**BRIEF**: Report the count of lines below that include "Project", without any other text.
┌──
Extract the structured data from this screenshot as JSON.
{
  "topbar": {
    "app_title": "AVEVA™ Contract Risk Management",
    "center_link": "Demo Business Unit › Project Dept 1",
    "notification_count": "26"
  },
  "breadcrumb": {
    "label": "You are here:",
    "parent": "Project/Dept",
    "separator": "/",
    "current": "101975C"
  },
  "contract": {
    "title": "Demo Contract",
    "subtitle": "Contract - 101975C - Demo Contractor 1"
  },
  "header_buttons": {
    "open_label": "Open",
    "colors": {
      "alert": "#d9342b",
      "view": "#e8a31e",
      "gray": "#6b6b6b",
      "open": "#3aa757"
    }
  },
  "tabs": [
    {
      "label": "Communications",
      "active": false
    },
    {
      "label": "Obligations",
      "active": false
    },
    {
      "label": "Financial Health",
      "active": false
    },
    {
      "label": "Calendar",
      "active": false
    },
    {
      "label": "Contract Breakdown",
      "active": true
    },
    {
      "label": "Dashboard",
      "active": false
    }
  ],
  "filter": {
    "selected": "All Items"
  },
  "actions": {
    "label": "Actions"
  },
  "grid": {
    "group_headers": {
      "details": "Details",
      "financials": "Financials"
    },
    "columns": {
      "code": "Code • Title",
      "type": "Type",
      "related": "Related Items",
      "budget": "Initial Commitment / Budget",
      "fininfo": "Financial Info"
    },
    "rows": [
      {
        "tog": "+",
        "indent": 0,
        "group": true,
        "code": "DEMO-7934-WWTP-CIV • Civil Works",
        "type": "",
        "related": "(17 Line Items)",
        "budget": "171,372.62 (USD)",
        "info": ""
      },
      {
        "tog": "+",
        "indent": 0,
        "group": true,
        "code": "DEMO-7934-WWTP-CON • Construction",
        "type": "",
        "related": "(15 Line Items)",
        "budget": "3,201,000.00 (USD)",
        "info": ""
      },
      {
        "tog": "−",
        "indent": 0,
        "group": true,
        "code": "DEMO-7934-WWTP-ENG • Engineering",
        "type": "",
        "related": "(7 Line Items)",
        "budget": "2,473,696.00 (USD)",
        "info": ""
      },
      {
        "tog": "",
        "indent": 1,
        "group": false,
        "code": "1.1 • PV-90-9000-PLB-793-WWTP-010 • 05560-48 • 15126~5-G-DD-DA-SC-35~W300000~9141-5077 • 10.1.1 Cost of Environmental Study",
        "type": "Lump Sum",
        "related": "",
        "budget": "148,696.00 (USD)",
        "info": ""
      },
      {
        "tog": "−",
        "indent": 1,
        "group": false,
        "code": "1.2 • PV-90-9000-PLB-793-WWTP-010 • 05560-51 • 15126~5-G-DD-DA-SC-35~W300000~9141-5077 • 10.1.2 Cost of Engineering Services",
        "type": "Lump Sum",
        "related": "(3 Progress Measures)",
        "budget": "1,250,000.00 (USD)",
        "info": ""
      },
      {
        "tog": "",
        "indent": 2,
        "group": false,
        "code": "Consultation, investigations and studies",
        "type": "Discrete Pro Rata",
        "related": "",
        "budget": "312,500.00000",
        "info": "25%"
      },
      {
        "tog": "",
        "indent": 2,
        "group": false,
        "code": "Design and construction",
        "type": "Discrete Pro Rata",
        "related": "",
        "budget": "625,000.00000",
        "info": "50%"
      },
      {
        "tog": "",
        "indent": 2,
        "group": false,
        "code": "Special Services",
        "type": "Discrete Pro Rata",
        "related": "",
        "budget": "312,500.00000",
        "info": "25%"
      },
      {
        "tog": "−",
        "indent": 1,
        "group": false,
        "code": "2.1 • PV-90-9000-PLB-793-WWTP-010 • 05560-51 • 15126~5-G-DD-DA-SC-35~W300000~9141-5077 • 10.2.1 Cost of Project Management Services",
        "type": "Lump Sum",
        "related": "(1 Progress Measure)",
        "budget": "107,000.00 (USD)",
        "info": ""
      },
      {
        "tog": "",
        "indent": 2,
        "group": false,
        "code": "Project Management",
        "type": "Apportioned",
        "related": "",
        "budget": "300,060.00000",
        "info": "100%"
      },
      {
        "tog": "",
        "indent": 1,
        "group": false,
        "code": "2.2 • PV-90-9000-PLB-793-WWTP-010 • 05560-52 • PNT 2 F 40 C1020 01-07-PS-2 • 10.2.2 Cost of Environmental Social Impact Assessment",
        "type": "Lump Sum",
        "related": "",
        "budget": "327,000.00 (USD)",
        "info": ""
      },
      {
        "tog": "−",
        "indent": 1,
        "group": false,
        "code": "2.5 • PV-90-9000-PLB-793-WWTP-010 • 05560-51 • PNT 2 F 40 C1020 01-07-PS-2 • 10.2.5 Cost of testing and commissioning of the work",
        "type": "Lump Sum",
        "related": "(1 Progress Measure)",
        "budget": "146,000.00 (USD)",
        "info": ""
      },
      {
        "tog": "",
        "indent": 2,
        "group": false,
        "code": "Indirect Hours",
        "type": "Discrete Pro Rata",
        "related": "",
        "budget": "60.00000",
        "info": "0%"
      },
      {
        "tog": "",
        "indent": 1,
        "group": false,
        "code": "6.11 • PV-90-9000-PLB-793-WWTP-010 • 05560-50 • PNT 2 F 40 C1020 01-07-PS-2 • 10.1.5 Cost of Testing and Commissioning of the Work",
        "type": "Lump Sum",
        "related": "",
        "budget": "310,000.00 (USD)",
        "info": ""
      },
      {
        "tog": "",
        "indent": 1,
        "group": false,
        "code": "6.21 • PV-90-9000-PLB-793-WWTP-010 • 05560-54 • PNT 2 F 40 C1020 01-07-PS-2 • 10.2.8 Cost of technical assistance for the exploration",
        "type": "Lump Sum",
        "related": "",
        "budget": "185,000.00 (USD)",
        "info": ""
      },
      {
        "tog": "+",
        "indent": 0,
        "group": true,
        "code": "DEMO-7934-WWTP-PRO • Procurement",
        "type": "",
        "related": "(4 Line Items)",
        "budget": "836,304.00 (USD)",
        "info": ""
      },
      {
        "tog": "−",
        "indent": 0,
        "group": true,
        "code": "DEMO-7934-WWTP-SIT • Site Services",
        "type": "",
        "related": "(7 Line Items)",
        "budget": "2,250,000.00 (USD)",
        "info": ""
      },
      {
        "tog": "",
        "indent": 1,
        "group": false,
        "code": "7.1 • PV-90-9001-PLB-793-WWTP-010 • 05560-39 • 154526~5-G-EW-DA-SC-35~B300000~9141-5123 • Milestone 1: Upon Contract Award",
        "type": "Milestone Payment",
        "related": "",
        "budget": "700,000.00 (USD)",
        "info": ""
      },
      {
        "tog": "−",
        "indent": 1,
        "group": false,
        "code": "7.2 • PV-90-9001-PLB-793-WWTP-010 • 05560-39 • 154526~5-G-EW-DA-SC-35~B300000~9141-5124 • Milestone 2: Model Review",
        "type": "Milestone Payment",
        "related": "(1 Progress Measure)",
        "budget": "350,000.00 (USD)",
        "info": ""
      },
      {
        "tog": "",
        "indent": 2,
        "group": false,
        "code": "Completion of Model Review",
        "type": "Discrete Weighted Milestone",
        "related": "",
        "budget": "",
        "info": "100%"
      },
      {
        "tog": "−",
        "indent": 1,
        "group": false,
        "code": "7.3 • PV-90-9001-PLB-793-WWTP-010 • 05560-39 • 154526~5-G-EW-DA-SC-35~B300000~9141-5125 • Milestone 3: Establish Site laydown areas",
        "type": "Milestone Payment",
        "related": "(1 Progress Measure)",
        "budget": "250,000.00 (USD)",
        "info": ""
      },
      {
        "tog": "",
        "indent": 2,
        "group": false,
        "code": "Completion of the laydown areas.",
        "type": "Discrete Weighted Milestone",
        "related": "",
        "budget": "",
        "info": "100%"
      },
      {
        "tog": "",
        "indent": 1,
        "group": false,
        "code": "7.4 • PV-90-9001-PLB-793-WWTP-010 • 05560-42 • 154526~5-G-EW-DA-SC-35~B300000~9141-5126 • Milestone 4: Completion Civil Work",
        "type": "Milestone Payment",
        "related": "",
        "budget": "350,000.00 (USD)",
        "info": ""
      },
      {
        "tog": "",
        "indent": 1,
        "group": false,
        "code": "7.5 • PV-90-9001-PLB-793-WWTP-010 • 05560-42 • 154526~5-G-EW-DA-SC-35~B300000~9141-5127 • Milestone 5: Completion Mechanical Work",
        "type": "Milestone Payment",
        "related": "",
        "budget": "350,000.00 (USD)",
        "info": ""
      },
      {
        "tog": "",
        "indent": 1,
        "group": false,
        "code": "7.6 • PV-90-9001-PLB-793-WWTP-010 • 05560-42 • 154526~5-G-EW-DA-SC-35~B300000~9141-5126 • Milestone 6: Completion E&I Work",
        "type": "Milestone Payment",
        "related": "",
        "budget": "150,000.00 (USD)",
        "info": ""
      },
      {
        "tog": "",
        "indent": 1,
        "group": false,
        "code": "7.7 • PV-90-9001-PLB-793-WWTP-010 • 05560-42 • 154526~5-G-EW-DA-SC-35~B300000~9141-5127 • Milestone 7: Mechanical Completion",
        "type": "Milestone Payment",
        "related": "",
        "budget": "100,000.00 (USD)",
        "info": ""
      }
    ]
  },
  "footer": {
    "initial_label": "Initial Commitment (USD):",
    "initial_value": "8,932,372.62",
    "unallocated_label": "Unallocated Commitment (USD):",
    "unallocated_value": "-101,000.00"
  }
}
└──
**THE ANSWER**: 4